The records are to be restated in their entirety, word for word.

◆ Input data ◆
— START —

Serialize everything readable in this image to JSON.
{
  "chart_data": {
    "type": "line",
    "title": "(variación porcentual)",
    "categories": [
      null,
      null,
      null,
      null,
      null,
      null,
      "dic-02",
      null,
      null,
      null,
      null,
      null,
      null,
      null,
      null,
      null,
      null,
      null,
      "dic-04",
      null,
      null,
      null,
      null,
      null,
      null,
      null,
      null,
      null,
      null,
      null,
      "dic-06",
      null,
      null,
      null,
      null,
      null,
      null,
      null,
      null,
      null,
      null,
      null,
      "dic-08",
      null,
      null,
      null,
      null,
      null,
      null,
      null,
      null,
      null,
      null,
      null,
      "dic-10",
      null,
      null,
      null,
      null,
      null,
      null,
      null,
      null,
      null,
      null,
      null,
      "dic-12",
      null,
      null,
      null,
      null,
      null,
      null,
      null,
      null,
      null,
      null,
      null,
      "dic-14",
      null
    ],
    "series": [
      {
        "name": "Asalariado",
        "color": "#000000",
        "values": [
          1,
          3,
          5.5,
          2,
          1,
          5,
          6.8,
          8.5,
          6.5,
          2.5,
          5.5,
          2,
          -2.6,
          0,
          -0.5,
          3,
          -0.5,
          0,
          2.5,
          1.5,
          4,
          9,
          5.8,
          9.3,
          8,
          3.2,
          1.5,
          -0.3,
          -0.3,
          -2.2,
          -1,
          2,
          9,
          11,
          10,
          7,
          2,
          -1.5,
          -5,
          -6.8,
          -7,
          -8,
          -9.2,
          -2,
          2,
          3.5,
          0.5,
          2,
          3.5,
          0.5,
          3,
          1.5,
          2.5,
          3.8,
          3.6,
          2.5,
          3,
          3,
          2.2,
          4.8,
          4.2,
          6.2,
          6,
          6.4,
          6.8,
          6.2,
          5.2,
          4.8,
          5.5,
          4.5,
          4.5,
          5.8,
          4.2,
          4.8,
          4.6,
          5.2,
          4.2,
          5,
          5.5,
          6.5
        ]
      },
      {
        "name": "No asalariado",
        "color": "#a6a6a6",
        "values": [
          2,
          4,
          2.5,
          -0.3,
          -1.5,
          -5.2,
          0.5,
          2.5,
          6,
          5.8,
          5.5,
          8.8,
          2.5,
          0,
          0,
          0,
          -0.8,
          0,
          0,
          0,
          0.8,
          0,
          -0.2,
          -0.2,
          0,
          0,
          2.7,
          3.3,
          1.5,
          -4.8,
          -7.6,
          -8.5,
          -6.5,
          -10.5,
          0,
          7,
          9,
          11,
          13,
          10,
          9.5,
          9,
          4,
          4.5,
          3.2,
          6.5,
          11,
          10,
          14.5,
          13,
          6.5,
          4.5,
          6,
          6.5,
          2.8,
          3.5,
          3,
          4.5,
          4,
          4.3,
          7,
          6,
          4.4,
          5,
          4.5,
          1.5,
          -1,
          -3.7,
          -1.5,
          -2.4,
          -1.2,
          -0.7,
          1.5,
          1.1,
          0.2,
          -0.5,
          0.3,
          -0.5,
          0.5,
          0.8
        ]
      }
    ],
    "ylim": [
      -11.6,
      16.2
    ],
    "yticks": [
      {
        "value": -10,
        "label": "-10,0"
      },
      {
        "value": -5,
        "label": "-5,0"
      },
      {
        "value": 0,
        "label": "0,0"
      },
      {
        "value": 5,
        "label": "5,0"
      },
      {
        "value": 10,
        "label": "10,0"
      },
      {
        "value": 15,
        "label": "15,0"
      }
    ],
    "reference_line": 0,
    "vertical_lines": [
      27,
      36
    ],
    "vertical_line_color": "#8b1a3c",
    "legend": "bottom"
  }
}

— END —

◆ Task response ◆
Serialize everything readable in this image to JSON.
{
  "chart_data": {
    "type": "line",
    "title": "(variación porcentual)",
    "categories": [
      null,
      null,
      null,
      null,
      null,
      null,
      "dic-02",
      null,
      null,
      null,
      null,
      null,
      null,
      null,
      null,
      null,
      null,
      null,
      "dic-04",
      null,
      null,
      null,
      null,
      null,
      null,
      null,
      null,
      null,
      null,
      null,
      "dic-06",
      null,
      null,
      null,
      null,
      null,
      null,
      null,
      null,
      null,
      null,
      null,
      "dic-08",
      null,
      null,
      null,
      null,
      null,
      null,
      null,
      null,
      null,
      null,
      null,
      "dic-10",
      null,
      null,
      null,
      null,
      null,
      null,
      null,
      null,
      null,
      null,
      null,
      "dic-12",
      null,
      null,
      null,
      null,
      null,
      null,
      null,
      null,
      null,
      null,
      null,
      "dic-14",
      null
    ],
    "series": [
      {
        "name": "Asalariado",
        "color": "#000000",
        "values": [
          1,
          3,
          5.5,
          2,
          1,
          5,
          6.8,
          8.5,
          6.5,
          2.5,
          5.5,
          2,
          -2.6,
          0,
          -0.5,
          3,
          -0.5,
          0,
          2.5,
          1.5,
          4,
          9,
          5.8,
          9.3,
          8,
          3.2,
          1.5,
          -0.3,
          -0.3,
          -2.2,
          -1,
          2,
          9,
          11,
          10,
          7,
          2,
          -1.5,
          -5,
          -6.8,
          -7,
          -8,
          -9.2,
          -2,
          2,
          3.5,
          0.5,
          2,
          3.5,
          0.5,
          3,
          1.5,
          2.5,
          3.8,
          3.6,
          2.5,
          3,
          3,
          2.2,
          4.8,
          4.2,
          6.2,
          6,
          6.4,
          6.8,
          6.2,
          5.2,
          4.8,
          5.5,
          4.5,
          4.5,
          5.8,
          4.2,
          4.8,
          4.6,
          5.2,
          4.2,
          5,
          5.5,
          6.5
        ]
      },
      {
        "name": "No asalariado",
        "color": "#a6a6a6",
        "values": [
          2,
          4,
          2.5,
          -0.3,
          -1.5,
          -5.2,
          0.5,
          2.5,
          6,
          5.8,
          5.5,
          8.8,
          2.5,
          0,
          0,
          0,
          -0.8,
          0,
          0,
          0,
          0.8,
          0,
          -0.2,
          -0.2,
          0,
          0,
          2.7,
          3.3,
          1.5,
          -4.8,
          -7.6,
          -8.5,
          -6.5,
          -10.5,
          0,
          7,
          9,
          11,
          13,
          10,
          9.5,
          9,
          4,
          4.5,
          3.2,
          6.5,
          11,
          10,
          14.5,
          13,
          6.5,
          4.5,
          6,
          6.5,
          2.8,
          3.5,
          3,
          4.5,
          4,
          4.3,
          7,
          6,
          4.4,
          5,
          4.5,
          1.5,
          -1,
          -3.7,
          -1.5,
          -2.4,
          -1.2,
          -0.7,
          1.5,
          1.1,
          0.2,
          -0.5,
          0.3,
          -0.5,
          0.5,
          0.8
        ]
      }
    ],
    "ylim": [
      -11.6,
      16.2
    ],
    "yticks": [
      {
        "value": -10,
        "label": "-10,0"
      },
      {
        "value": -5,
        "label": "-5,0"
      },
      {
        "value": 0,
        "label": "0,0"
      },
      {
        "value": 5,
        "label": "5,0"
      },
      {
        "value": 10,
        "label": "10,0"
      },
      {
        "value": 15,
        "label": "15,0"
      }
    ],
    "reference_line": 0,
    "vertical_lines": [
      27,
      36
    ],
    "vertical_line_color": "#8b1a3c",
    "legend": "bottom"
  }
}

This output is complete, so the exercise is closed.